──────── ARTICLE ────────

Soviet Navy's Kirov-class cruiser

Kalinin (Калинин) was one of six s (officially known as Project 26) built for the Soviet Navy in the Russian Far East from components shipped from European Russia during World War II. The ship was one of the last pair constructed, known as the Project 26bis2 subclass. Completed at the end of 1942 and assigned to the Pacific Fleet, she saw no action during the Soviet–Japanese War in 1945 and served into the Cold War. Sometimes serving as a flagship, her post-war career was uneventful until she was disarmed and converted into a floating barracks in 1960. She was scrapped in the early 1960s.

==Description==
The design of the Kirovs was derived from the Italian light cruisers, modified to suit their more powerful armament. The two Project 26bis2 ships were slightly larger than the earlier Project 26 and 26bis ships and were fitted with a different anti-aircraft armament. Kalinin was 187 m long at the waterline, and 191.2 m long overall. She had a beam of 17.66 m and had a draught between 5.88 and 6.3 m. The ship displaced 8400 t at standard load and 10040 t at full load. Her crew numbered 812 officers and men during wartime.

──────── RECORDED DATA ────────

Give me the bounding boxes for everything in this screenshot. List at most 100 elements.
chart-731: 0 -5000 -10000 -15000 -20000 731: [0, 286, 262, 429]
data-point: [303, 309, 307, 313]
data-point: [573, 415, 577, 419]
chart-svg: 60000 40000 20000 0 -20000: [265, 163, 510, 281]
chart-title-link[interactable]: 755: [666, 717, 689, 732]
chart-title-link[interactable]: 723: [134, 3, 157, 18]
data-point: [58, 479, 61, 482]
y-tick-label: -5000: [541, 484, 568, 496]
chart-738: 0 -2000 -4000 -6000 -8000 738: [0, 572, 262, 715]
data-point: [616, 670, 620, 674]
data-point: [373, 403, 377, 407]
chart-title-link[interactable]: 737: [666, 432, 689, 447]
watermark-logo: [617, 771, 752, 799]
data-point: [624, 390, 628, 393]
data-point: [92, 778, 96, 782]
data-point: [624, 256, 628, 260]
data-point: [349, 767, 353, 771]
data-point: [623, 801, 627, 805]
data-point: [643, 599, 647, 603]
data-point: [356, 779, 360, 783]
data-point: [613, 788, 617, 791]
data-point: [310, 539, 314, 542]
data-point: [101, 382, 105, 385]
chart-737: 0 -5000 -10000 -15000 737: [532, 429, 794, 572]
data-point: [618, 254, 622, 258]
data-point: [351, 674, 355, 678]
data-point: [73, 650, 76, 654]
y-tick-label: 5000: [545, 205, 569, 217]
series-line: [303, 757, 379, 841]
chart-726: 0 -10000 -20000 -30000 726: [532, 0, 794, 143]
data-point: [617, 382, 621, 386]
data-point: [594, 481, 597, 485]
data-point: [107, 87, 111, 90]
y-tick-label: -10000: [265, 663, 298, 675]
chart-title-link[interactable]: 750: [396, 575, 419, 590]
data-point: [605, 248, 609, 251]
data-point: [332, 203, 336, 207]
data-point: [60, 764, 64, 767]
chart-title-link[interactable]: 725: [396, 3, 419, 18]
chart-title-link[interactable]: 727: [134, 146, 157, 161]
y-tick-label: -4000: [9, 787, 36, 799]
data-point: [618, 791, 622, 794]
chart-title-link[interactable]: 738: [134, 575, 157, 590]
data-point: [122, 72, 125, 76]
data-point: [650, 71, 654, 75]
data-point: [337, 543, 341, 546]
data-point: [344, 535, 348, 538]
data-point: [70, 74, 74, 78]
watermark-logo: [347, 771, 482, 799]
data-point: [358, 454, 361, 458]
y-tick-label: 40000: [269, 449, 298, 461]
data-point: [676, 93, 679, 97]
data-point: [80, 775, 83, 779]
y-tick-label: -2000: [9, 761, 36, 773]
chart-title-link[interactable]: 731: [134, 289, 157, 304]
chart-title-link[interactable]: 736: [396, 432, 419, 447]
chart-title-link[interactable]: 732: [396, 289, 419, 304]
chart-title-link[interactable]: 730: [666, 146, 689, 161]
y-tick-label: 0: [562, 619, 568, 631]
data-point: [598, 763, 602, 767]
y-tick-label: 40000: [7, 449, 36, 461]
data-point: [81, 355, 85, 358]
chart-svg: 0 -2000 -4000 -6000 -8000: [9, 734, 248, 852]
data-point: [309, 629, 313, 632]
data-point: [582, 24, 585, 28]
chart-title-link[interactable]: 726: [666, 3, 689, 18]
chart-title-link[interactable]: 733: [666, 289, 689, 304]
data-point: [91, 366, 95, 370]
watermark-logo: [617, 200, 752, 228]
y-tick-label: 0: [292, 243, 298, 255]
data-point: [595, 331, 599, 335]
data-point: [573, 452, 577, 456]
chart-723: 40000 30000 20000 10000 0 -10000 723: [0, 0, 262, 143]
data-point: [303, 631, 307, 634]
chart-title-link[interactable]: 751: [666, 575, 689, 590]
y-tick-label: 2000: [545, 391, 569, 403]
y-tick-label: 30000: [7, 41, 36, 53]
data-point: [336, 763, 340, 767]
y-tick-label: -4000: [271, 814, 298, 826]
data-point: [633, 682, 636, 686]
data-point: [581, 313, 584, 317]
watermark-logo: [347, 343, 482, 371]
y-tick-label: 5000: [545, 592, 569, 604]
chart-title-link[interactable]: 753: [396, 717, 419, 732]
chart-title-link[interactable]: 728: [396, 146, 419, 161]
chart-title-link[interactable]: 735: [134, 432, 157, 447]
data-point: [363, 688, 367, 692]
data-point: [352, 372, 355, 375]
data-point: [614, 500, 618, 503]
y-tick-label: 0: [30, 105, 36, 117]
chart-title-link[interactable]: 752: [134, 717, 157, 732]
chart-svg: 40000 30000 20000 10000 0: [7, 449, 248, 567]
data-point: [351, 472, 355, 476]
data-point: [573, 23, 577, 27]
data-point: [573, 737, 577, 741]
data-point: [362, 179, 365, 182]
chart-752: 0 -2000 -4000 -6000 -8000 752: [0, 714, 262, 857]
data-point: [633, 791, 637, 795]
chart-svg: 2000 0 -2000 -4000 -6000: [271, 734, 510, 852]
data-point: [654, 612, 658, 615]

────────

-- TASK STATEMENT --
Decide whether each statement below agrees with the article on the cruiser Kalinin, and support each yes or no with the deciding words of the article. (a) Kalinin was completed at the end of 1942 and assigned to the Pacific Fleet. (b) Kalinin fought in the Soviet–Japanese War in 1945. (c) Kalinin displaced 8400 t at full load.

-- ANSWER BELOW --
(a) Yes: "Completed at the end of 1942 and assigned to the Pacific Fleet"
(b) No: "she saw no action during the Soviet–Japanese War in 1945"
(c) No: "The ship displaced 8400 t at standard load and 10040 t at full load."